━━━━━ Data records

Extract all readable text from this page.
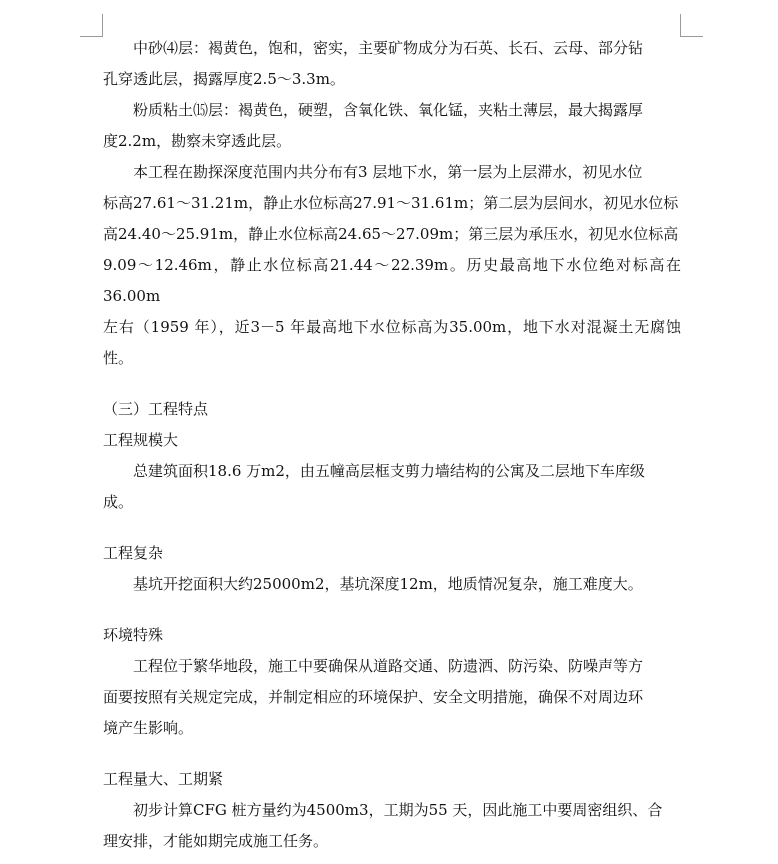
中砂⑷层：褐黄色，饱和，密实，主要矿物成分为石英、长石、云母、部分钻
孔穿透此层，揭露厚度2.5～3.3m。

粉质粘土⒂层：褐黄色，硬塑，含氧化铁、氧化锰，夹粘土薄层，最大揭露厚
度2.2m，勘察未穿透此层。

本工程在勘探深度范围内共分布有3 层地下水，第一层为上层滞水，初见水位
标高27.61～31.21m，静止水位标高27.91～31.61m；第二层为层间水，初见水位标
高24.40～25.91m，静止水位标高24.65～27.09m；第三层为承压水，初见水位标高
9.09～12.46m，静止水位标高21.44～22.39m。历史最高地下水位绝对标高在36.00m
左右（1959 年），近3－5 年最高地下水位标高为35.00m，地下水对混凝土无腐蚀性。

（三）工程特点

工程规模大

总建筑面积18.6 万m2，由五幢高层框支剪力墙结构的公寓及二层地下车库级
成。

工程复杂

基坑开挖面积大约25000m2，基坑深度12m，地质情况复杂，施工难度大。

环境特殊

工程位于繁华地段，施工中要确保从道路交通、防遗洒、防污染、防噪声等方
面要按照有关规定完成，并制定相应的环境保护、安全文明措施，确保不对周边环
境产生影响。

工程量大、工期紧

初步计算CFG 桩方量约为4500m3，工期为55 天，因此施工中要周密组织、合
理安排，才能如期完成施工任务。
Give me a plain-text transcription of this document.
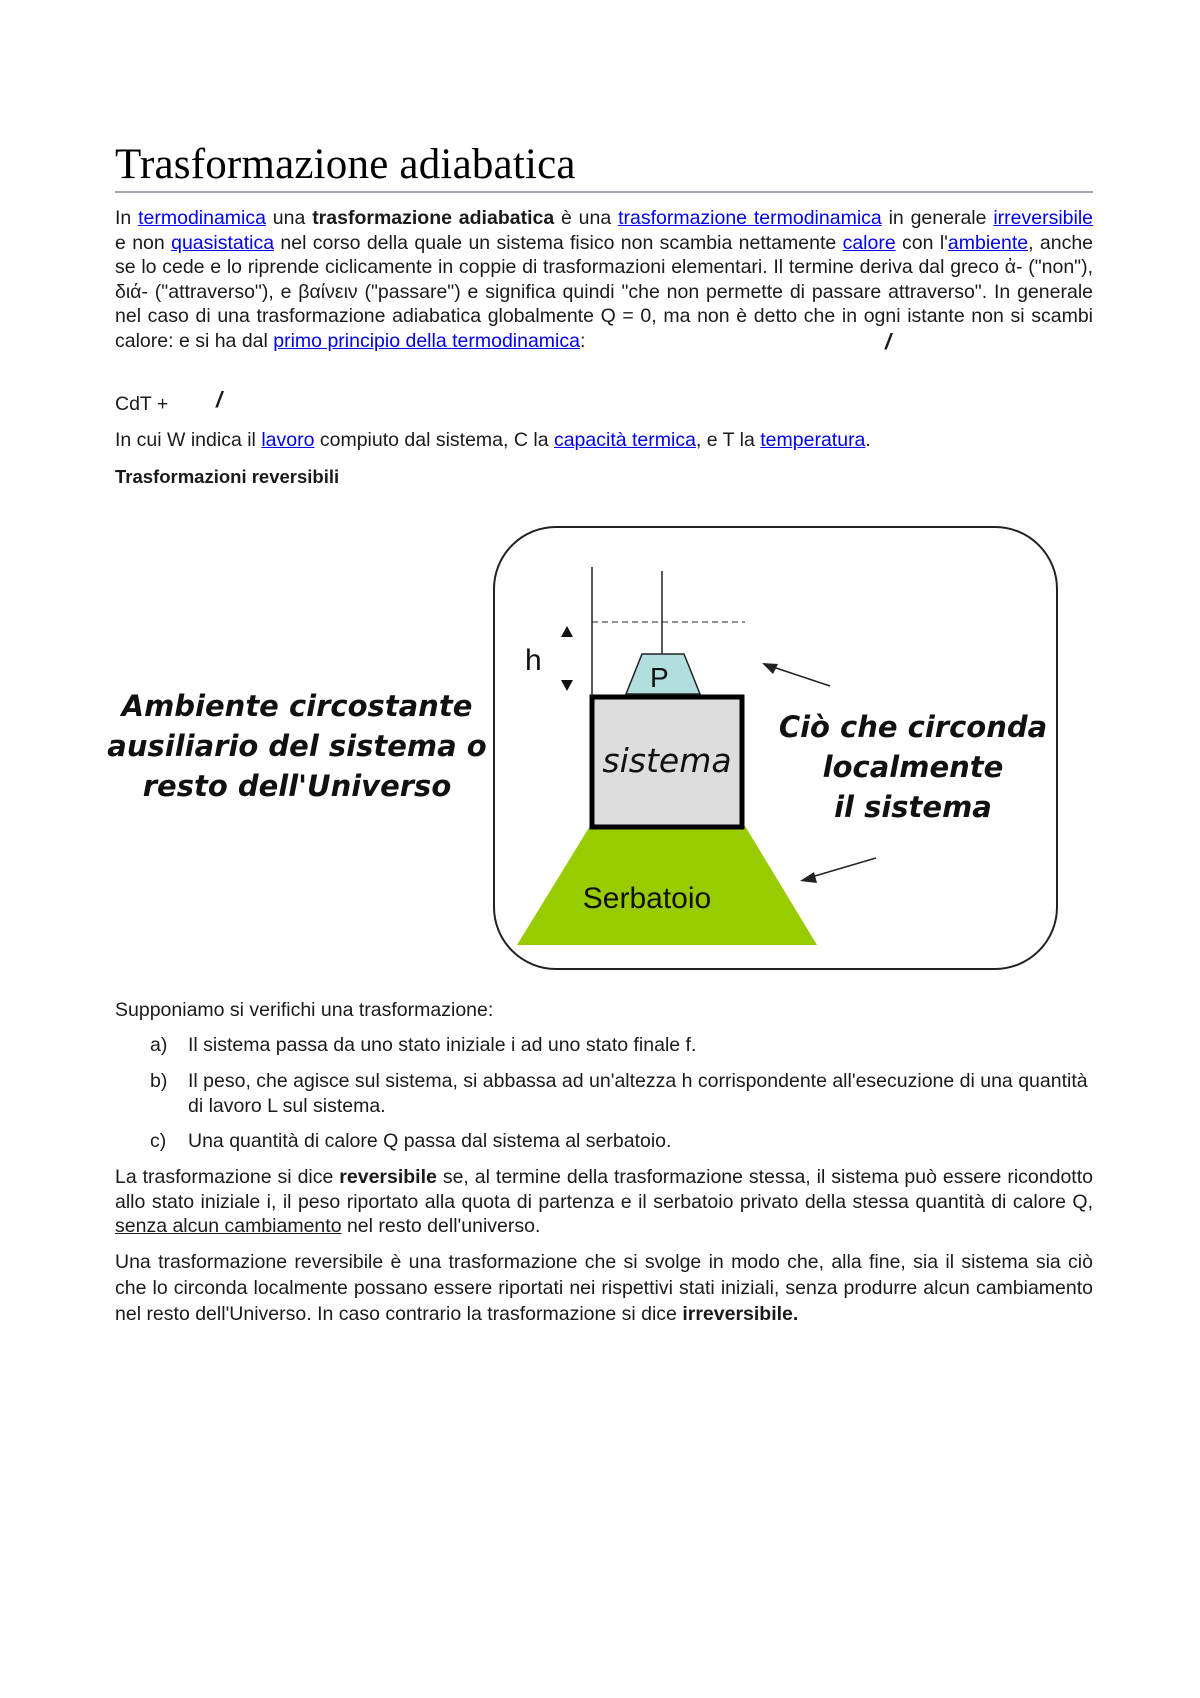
Trasformazione adiabatica

In termodinamica una trasformazione adiabatica è una trasformazione termodinamica in generale irreversibile e non quasistatica nel corso della quale un sistema fisico non scambia nettamente calore con l'ambiente, anche se lo cede e lo riprende ciclicamente in coppie di trasformazioni elementari. Il termine deriva dal greco ἀ- ("non"), διά- ("attraverso"), e βαίνειν ("passare") e significa quindi "che non permette di passare attraverso". In generale nel caso di una trasformazione adiabatica globalmente Q = 0, ma non è detto che in ogni istante non si scambi calore: e si ha dal primo principio della termodinamica:	/
CdT + /

In cui W indica il lavoro compiuto dal sistema, C la capacità termica, e T la temperatura.

Trasformazioni reversibili
h
P
sistema
Serbatoio
Ambiente circostante
ausiliario del sistema o
resto dell'Universo
Ciò che circonda
localmente
il sistema

Supponiamo si verifichi una trasformazione:

a) Il sistema passa da uno stato iniziale i ad uno stato finale f.
b) Il peso, che agisce sul sistema, si abbassa ad un'altezza h corrispondente all'esecuzione di una quantità di lavoro L sul sistema.
c) Una quantità di calore Q passa dal sistema al serbatoio.

La trasformazione si dice reversibile se, al termine della trasformazione stessa, il sistema può essere ricondotto allo stato iniziale i, il peso riportato alla quota di partenza e il serbatoio privato della stessa quantità di calore Q, senza alcun cambiamento nel resto dell'universo.

Una trasformazione reversibile è una trasformazione che si svolge in modo che, alla fine, sia il sistema sia ciò che lo circonda localmente possano essere riportati nei rispettivi stati iniziali, senza produrre alcun cambiamento nel resto dell'Universo. In caso contrario la trasformazione si dice irreversibile.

━━━━━━━━━━

• _What is asked_
Identify every line holding the word "sistema" and copy it out.

• _Output_
In termodinamica una trasformazione adiabatica è una trasformazione termodinamica in generale irreversibile e non quasistatica nel corso della quale un sistema fisico non scambia nettamente calore con l'ambiente, anche se lo cede e lo riprende ciclicamente in coppie di trasformazioni elementari. Il termine deriva dal greco ἀ- ("non"), διά- ("attraverso"), e βαίνειν ("passare") e significa quindi "che non permette di passare attraverso". In generale nel caso di una trasformazione adiabatica globalmente Q = 0, ma non è detto che in ogni istante non si scambi calore: e si ha dal primo principio della termodinamica:	/
In cui W indica il lavoro compiuto dal sistema, C la capacità termica, e T la temperatura.
sistema
ausiliario del sistema o
il sistema
a) Il sistema passa da uno stato iniziale i ad uno stato finale f.
b) Il peso, che agisce sul sistema, si abbassa ad un'altezza h corrispondente all'esecuzione di una quantità di lavoro L sul sistema.
c) Una quantità di calore Q passa dal sistema al serbatoio.
La trasformazione si dice reversibile se, al termine della trasformazione stessa, il sistema può essere ricondotto allo stato iniziale i, il peso riportato alla quota di partenza e il serbatoio privato della stessa quantità di calore Q, senza alcun cambiamento nel resto dell'universo.
Una trasformazione reversibile è una trasformazione che si svolge in modo che, alla fine, sia il sistema sia ciò che lo circonda localmente possano essere riportati nei rispettivi stati iniziali, senza produrre alcun cambiamento nel resto dell'Universo. In caso contrario la trasformazione si dice irreversibile.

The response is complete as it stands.